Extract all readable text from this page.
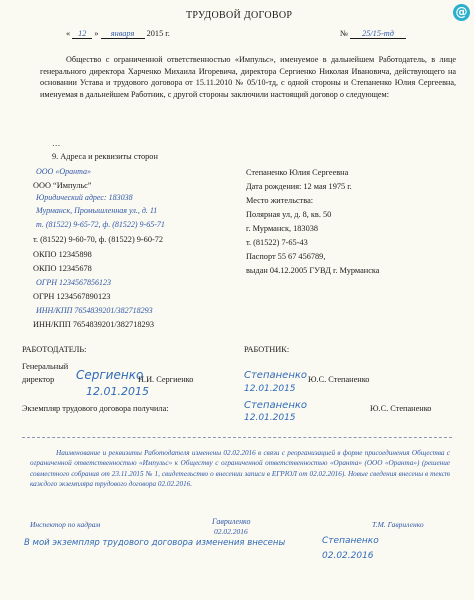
@
ТРУДОВОЙ ДОГОВОР
« 12 » января 2015 г.	№ 25/15-тд
Общество с ограниченной ответственностью «Импульс», именуемое в дальнейшем Работодатель, в лице генерального директора Харченко Михаила Игоревича, директора Сергиенко Николая Ивановича, действующего на основании Устава и трудового договора от 15.11.2010 № 05/10-тд, с одной стороны и Степаненко Юлия Сергеевна, именуемая в дальнейшем Работник, с другой стороны заключили настоящий договор о следующем:
…
9. Адреса и реквизиты сторон
ООО «Оранта»
ООО “Импульс”
Юридический адрес: 183038
Мурманск, Промышленная ул., д. 11
т. (81522) 9-65-72, ф. (81522) 9-65-71
т. (81522) 9-60-70, ф. (81522) 9-60-72
ОКПО 12345898
ОКПО 12345678
ОГРН 1234567856123
ОГРН 1234567890123
ИНН/КПП 7654839201/382718293
ИНН/КПП 7654839201/382718293
Степаненко Юлия Сергеевна
Дата рождения: 12 мая 1975 г.
Место жительства:
Полярная ул, д. 8, кв. 50
г. Мурманск, 183038
т. (81522) 7-65-43
Паспорт 55 67 456789,
выдан 04.12.2005 ГУВД г. Мурманска
РАБОТОДАТЕЛЬ:	РАБОТНИК:
Генеральный
директор Сергиенко
Н.И. Сергиенко
12.01.2015
Степаненко Ю.С. Степаненко
12.01.2015
Экземпляр трудового договора получила:	Степаненко
12.01.2015
Ю.С. Степаненко
Наименование и реквизиты Работодателя изменены 02.02.2016 в связи с реорганизацией в форме присоединения Общества с ограниченной ответственностью «Импульс» к Обществу с ограниченной ответственностью «Оранта» (ООО «Оранта») (решение совместного собрания от 23.11.2015 № 1, свидетельство о внесении записи в ЕГРЮЛ от 02.02.2016). Новые сведения внесены в текст каждого экземпляра трудового договора 02.02.2016.
Инспектор по кадрам	Гавриленко
02.02.2016
Т.М. Гавриленко
В мой экземпляр трудового договора изменения внесены	Степаненко
02.02.2016
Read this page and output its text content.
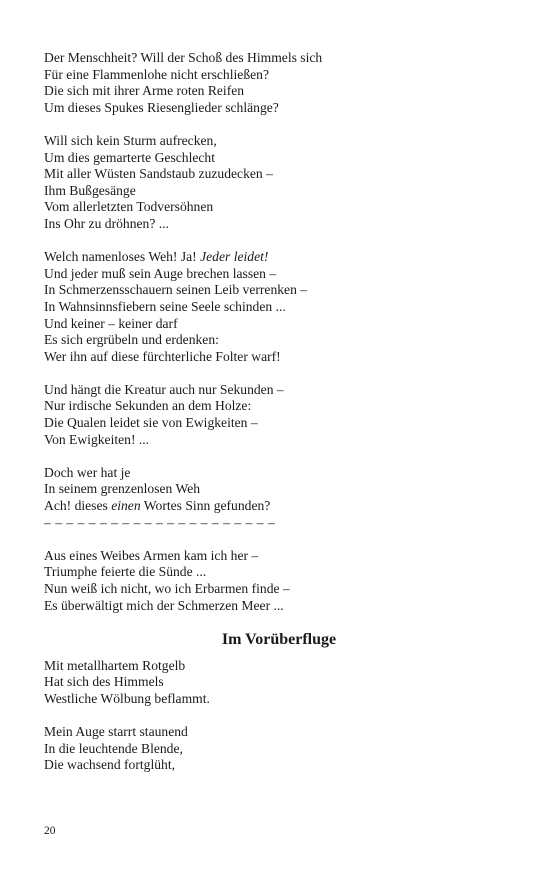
Der Menschheit? Will der Schoß des Himmels sich
Für eine Flammenlohe nicht erschließen?
Die sich mit ihrer Arme roten Reifen
Um dieses Spukes Riesenglieder schlänge?
Will sich kein Sturm aufrecken,
Um dies gemarterte Geschlecht
Mit aller Wüsten Sandstaub zuzudecken –
Ihm Bußgesänge
Vom allerletzten Todversöhnen
Ins Ohr zu dröhnen? ...
Welch namenloses Weh! Ja! Jeder leidet!
Und jeder muß sein Auge brechen lassen –
In Schmerzensschauern seinen Leib verrenken –
In Wahnsinnsfiebern seine Seele schinden ...
Und keiner – keiner darf
Es sich ergrübeln und erdenken:
Wer ihn auf diese fürchterliche Folter warf!
Und hängt die Kreatur auch nur Sekunden –
Nur irdische Sekunden an dem Holze:
Die Qualen leidet sie von Ewigkeiten –
Von Ewigkeiten! ...
Doch wer hat je
In seinem grenzenlosen Weh
Ach! dieses einen Wortes Sinn gefunden?
– – – – – – – – – – – – – – – – – – – – –
Aus eines Weibes Armen kam ich her –
Triumphe feierte die Sünde ...
Nun weiß ich nicht, wo ich Erbarmen finde –
Es überwältigt mich der Schmerzen Meer ...
Im Vorüberfluge
Mit metallhartem Rotgelb
Hat sich des Himmels
Westliche Wölbung beflammt.
Mein Auge starrt staunend
In die leuchtende Blende,
Die wachsend fortglüht,
20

•••

OBJECTIVE => Reply with the number of lines in the preceding entries that contain "ОГРН", and no other words.

SOLUTION FOR THIS PROBLEM => 2